Problem statement
Replace "timeline" with "chart" in everything from the line containing "gcalt-label: GC Alt: bbox=[366, 365, 410, 380]" down to the line containing "mlat-label-80: 80 bbox=[492, 142, 508, 156]", and return only those lines with nothing else altered.

——

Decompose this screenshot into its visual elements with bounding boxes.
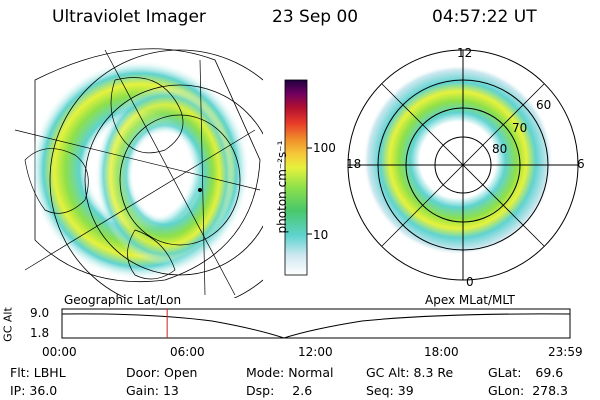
gcalt-label: GC Alt: bbox=[366, 365, 410, 380]
glat-label: GLat: bbox=[488, 365, 522, 380]
flt-label: Flt: bbox=[10, 365, 30, 380]
mlat-label-70: 70 bbox=[512, 121, 528, 135]
colorbar-tick-10: 10 bbox=[313, 228, 329, 242]
glat-value: 69.6 bbox=[535, 365, 564, 380]
intensity-colorbar bbox=[284, 79, 312, 276]
status-dsp: Dsp: 2.6 bbox=[246, 383, 312, 398]
timeline-xtick-1200: 12:00 bbox=[298, 345, 333, 359]
gcalt-value: 8.3 Re bbox=[413, 365, 454, 380]
door-value: Open bbox=[164, 365, 198, 380]
mlt-label-18: 18 bbox=[346, 157, 362, 171]
timeline-ytick-bottom: 1.8 bbox=[30, 326, 50, 340]
status-gain: Gain: 13 bbox=[126, 383, 179, 398]
ip-value: 36.0 bbox=[29, 383, 58, 398]
instrument-title: Ultraviolet Imager bbox=[52, 7, 206, 27]
altitude-timeline bbox=[61, 308, 571, 339]
mlt-label-12: 12 bbox=[457, 46, 473, 60]
mlat-label-60: 60 bbox=[536, 98, 552, 112]
timeline-xtick-0600: 06:00 bbox=[170, 345, 205, 359]
mlat-label-80: 80 bbox=[492, 142, 508, 156]
dsp-value: 2.6 bbox=[292, 383, 313, 398]
timeline-ytick-top: 9.0 bbox=[30, 306, 50, 320]
mode-label: Mode: bbox=[246, 365, 285, 380]
timeline-right-title: Apex MLat/MLT bbox=[425, 293, 515, 307]
geographic-aurora-image bbox=[14, 48, 263, 298]
timeline-left-title: Geographic Lat/Lon bbox=[64, 293, 182, 307]
glon-value: 278.3 bbox=[532, 383, 568, 398]
ip-label: IP: bbox=[10, 383, 26, 398]
seq-value: 39 bbox=[397, 383, 414, 398]
timeline-xtick-0000: 00:00 bbox=[42, 345, 77, 359]
glon-label: GLon: bbox=[488, 383, 525, 398]
gain-label: Gain: bbox=[126, 383, 159, 398]
image-time: 04:57:22 UT bbox=[432, 7, 537, 27]
gain-value: 13 bbox=[162, 383, 179, 398]
status-glon: GLon: 278.3 bbox=[488, 383, 568, 398]
status-flt: Flt: LBHL bbox=[10, 365, 66, 380]
status-door: Door: Open bbox=[126, 365, 197, 380]
status-gc-alt: GC Alt: 8.3 Re bbox=[366, 365, 453, 380]
dsp-label: Dsp: bbox=[246, 383, 275, 398]
status-ip: IP: 36.0 bbox=[10, 383, 57, 398]
mlt-label-0: 0 bbox=[466, 275, 474, 289]
colorbar-tick-100: 100 bbox=[313, 141, 336, 155]
status-seq: Seq: 39 bbox=[366, 383, 414, 398]
timeline-xtick-2359: 23:59 bbox=[548, 345, 583, 359]
image-date: 23 Sep 00 bbox=[272, 7, 359, 27]
timeline-xtick-1800: 18:00 bbox=[424, 345, 459, 359]
seq-label: Seq: bbox=[366, 383, 394, 398]
timeline-y-axis-label: GC Alt bbox=[1, 307, 15, 342]
status-glat: GLat: 69.6 bbox=[488, 365, 563, 380]
door-label: Door: bbox=[126, 365, 161, 380]
polar-aurora-plot bbox=[347, 49, 579, 281]
mode-value: Normal bbox=[288, 365, 334, 380]
colorbar-unit-label: photon cm⁻²s⁻¹ bbox=[275, 140, 289, 234]
status-mode: Mode: Normal bbox=[246, 365, 334, 380]
mlt-label-6: 6 bbox=[577, 157, 585, 171]
flt-value: LBHL bbox=[33, 365, 66, 380]
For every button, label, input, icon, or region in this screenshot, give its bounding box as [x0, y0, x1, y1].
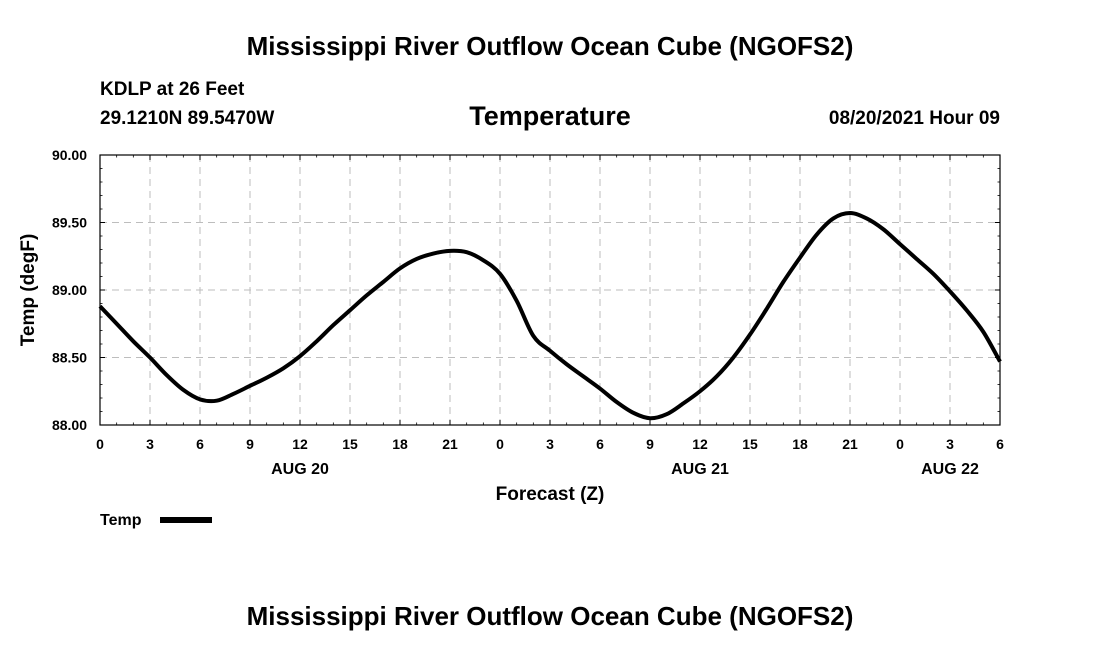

——

Full output
gcalt-label: GC Alt: bbox=[366, 365, 410, 380]
glat-label: GLat: bbox=[488, 365, 522, 380]
flt-label: Flt: bbox=[10, 365, 30, 380]
mlat-label-70: 70 bbox=[512, 121, 528, 135]
colorbar-tick-10: 10 bbox=[313, 228, 329, 242]
glat-value: 69.6 bbox=[535, 365, 564, 380]
intensity-colorbar bbox=[284, 79, 312, 276]
status-dsp: Dsp: 2.6 bbox=[246, 383, 312, 398]
chart-xtick-1200: 12:00 bbox=[298, 345, 333, 359]
gcalt-value: 8.3 Re bbox=[413, 365, 454, 380]
door-value: Open bbox=[164, 365, 198, 380]
mlt-label-18: 18 bbox=[346, 157, 362, 171]
chart-ytick-bottom: 1.8 bbox=[30, 326, 50, 340]
status-gain: Gain: 13 bbox=[126, 383, 179, 398]
ip-value: 36.0 bbox=[29, 383, 58, 398]
instrument-title: Ultraviolet Imager bbox=[52, 7, 206, 27]
altitude-chart bbox=[61, 308, 571, 339]
mlt-label-12: 12 bbox=[457, 46, 473, 60]
mlat-label-60: 60 bbox=[536, 98, 552, 112]
chart-xtick-0600: 06:00 bbox=[170, 345, 205, 359]
mlat-label-80: 80 bbox=[492, 142, 508, 156]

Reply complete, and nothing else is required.